**What you have to do**
Transcribe the records that follow exactly. Skip the pictures.

## begin Supplied records

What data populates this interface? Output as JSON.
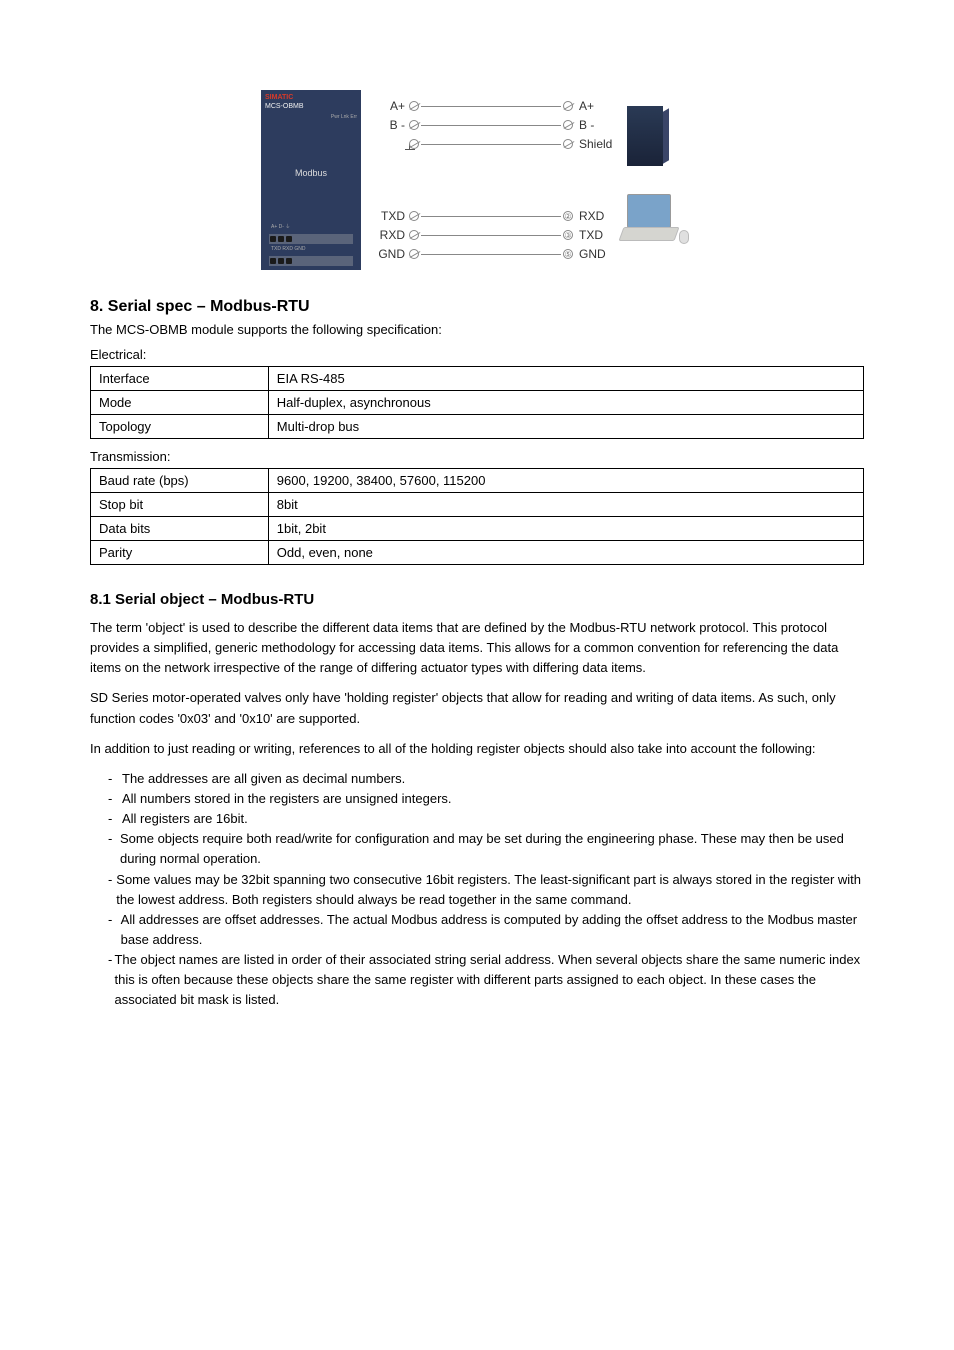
{
  "figure": {
    "module": {
      "brand": "SIMATIC",
      "model": "MCS-OBMB",
      "tiny": "Pwr  Lnk  Err",
      "mid": "Modbus",
      "labelrow": "A+ D-  ⏚"
    },
    "wiring": {
      "top": [
        {
          "left": "A+",
          "leftType": "oslash",
          "rightType": "oslash",
          "right": "A+"
        },
        {
          "left": "B -",
          "leftType": "oslash",
          "rightType": "oslash",
          "right": "B -"
        },
        {
          "left": "gnd",
          "leftType": "oslash",
          "rightType": "oslash",
          "right": "Shield"
        }
      ],
      "bottom": [
        {
          "left": "TXD",
          "leftType": "oslash",
          "rightNum": "②",
          "right": "RXD"
        },
        {
          "left": "RXD",
          "leftType": "oslash",
          "rightNum": "③",
          "right": "TXD"
        },
        {
          "left": "GND",
          "leftType": "oslash",
          "rightNum": "⑤",
          "right": "GND"
        }
      ]
    }
  },
  "section": {
    "title": "8. Serial spec – Modbus-RTU",
    "lead": "The MCS-OBMB module supports the following specification:",
    "electrical": {
      "heading": "Electrical:",
      "rows": [
        [
          "Interface",
          "EIA RS-485"
        ],
        [
          "Mode",
          "Half-duplex, asynchronous"
        ],
        [
          "Topology",
          "Multi-drop bus"
        ]
      ]
    },
    "transmission": {
      "heading": "Transmission:",
      "rows": [
        [
          "Baud rate (bps)",
          "9600, 19200, 38400, 57600, 115200"
        ],
        [
          "Stop bit",
          "8bit"
        ],
        [
          "Data bits",
          "1bit, 2bit"
        ],
        [
          "Parity",
          "Odd, even, none"
        ]
      ]
    }
  },
  "subsection": {
    "title": "8.1 Serial object – Modbus-RTU",
    "para1": "The term 'object' is used to describe the different data items that are defined by the Modbus-RTU network protocol. This protocol provides a simplified, generic methodology for accessing data items. This allows for a common convention for referencing the data items on the network irrespective of the range of differing actuator types with differing data items.",
    "para2": "SD Series motor-operated valves only have 'holding register' objects that allow for reading and writing of data items. As such, only function codes '0x03' and '0x10' are supported.",
    "para3": "In addition to just reading or writing, references to all of the holding register objects should also take into account the following:",
    "notices": [
      "The addresses are all given as decimal numbers.",
      "All numbers stored in the registers are unsigned integers.",
      "All registers are 16bit.",
      "Some objects require both read/write for configuration and may be set during the engineering phase. These may then be used during normal operation.",
      "Some values may be 32bit spanning two consecutive 16bit registers. The least-significant part is always stored in the register with the lowest address. Both registers should always be read together in the same command.",
      "All addresses are offset addresses. The actual Modbus address is computed by adding the offset address to the Modbus master base address.",
      "The object names are listed in order of their associated string serial address. When several objects share the same numeric index this is often because these objects share the same register with different parts assigned to each object. In these cases the associated bit mask is listed."
    ]
  }
}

## end Supplied records

**Finished task**
What data populates this interface? Output as JSON.
{
  "figure": {
    "module": {
      "brand": "SIMATIC",
      "model": "MCS-OBMB",
      "tiny": "Pwr  Lnk  Err",
      "mid": "Modbus",
      "labelrow": "A+ D-  ⏚"
    },
    "wiring": {
      "top": [
        {
          "left": "A+",
          "leftType": "oslash",
          "rightType": "oslash",
          "right": "A+"
        },
        {
          "left": "B -",
          "leftType": "oslash",
          "rightType": "oslash",
          "right": "B -"
        },
        {
          "left": "gnd",
          "leftType": "oslash",
          "rightType": "oslash",
          "right": "Shield"
        }
      ],
      "bottom": [
        {
          "left": "TXD",
          "leftType": "oslash",
          "rightNum": "②",
          "right": "RXD"
        },
        {
          "left": "RXD",
          "leftType": "oslash",
          "rightNum": "③",
          "right": "TXD"
        },
        {
          "left": "GND",
          "leftType": "oslash",
          "rightNum": "⑤",
          "right": "GND"
        }
      ]
    }
  },
  "section": {
    "title": "8. Serial spec – Modbus-RTU",
    "lead": "The MCS-OBMB module supports the following specification:",
    "electrical": {
      "heading": "Electrical:",
      "rows": [
        [
          "Interface",
          "EIA RS-485"
        ],
        [
          "Mode",
          "Half-duplex, asynchronous"
        ],
        [
          "Topology",
          "Multi-drop bus"
        ]
      ]
    },
    "transmission": {
      "heading": "Transmission:",
      "rows": [
        [
          "Baud rate (bps)",
          "9600, 19200, 38400, 57600, 115200"
        ],
        [
          "Stop bit",
          "8bit"
        ],
        [
          "Data bits",
          "1bit, 2bit"
        ],
        [
          "Parity",
          "Odd, even, none"
        ]
      ]
    }
  },
  "subsection": {
    "title": "8.1 Serial object – Modbus-RTU",
    "para1": "The term 'object' is used to describe the different data items that are defined by the Modbus-RTU network protocol. This protocol provides a simplified, generic methodology for accessing data items. This allows for a common convention for referencing the data items on the network irrespective of the range of differing actuator types with differing data items.",
    "para2": "SD Series motor-operated valves only have 'holding register' objects that allow for reading and writing of data items. As such, only function codes '0x03' and '0x10' are supported.",
    "para3": "In addition to just reading or writing, references to all of the holding register objects should also take into account the following:",
    "notices": [
      "The addresses are all given as decimal numbers.",
      "All numbers stored in the registers are unsigned integers.",
      "All registers are 16bit.",
      "Some objects require both read/write for configuration and may be set during the engineering phase. These may then be used during normal operation.",
      "Some values may be 32bit spanning two consecutive 16bit registers. The least-significant part is always stored in the register with the lowest address. Both registers should always be read together in the same command.",
      "All addresses are offset addresses. The actual Modbus address is computed by adding the offset address to the Modbus master base address.",
      "The object names are listed in order of their associated string serial address. When several objects share the same numeric index this is often because these objects share the same register with different parts assigned to each object. In these cases the associated bit mask is listed."
    ]
  }
}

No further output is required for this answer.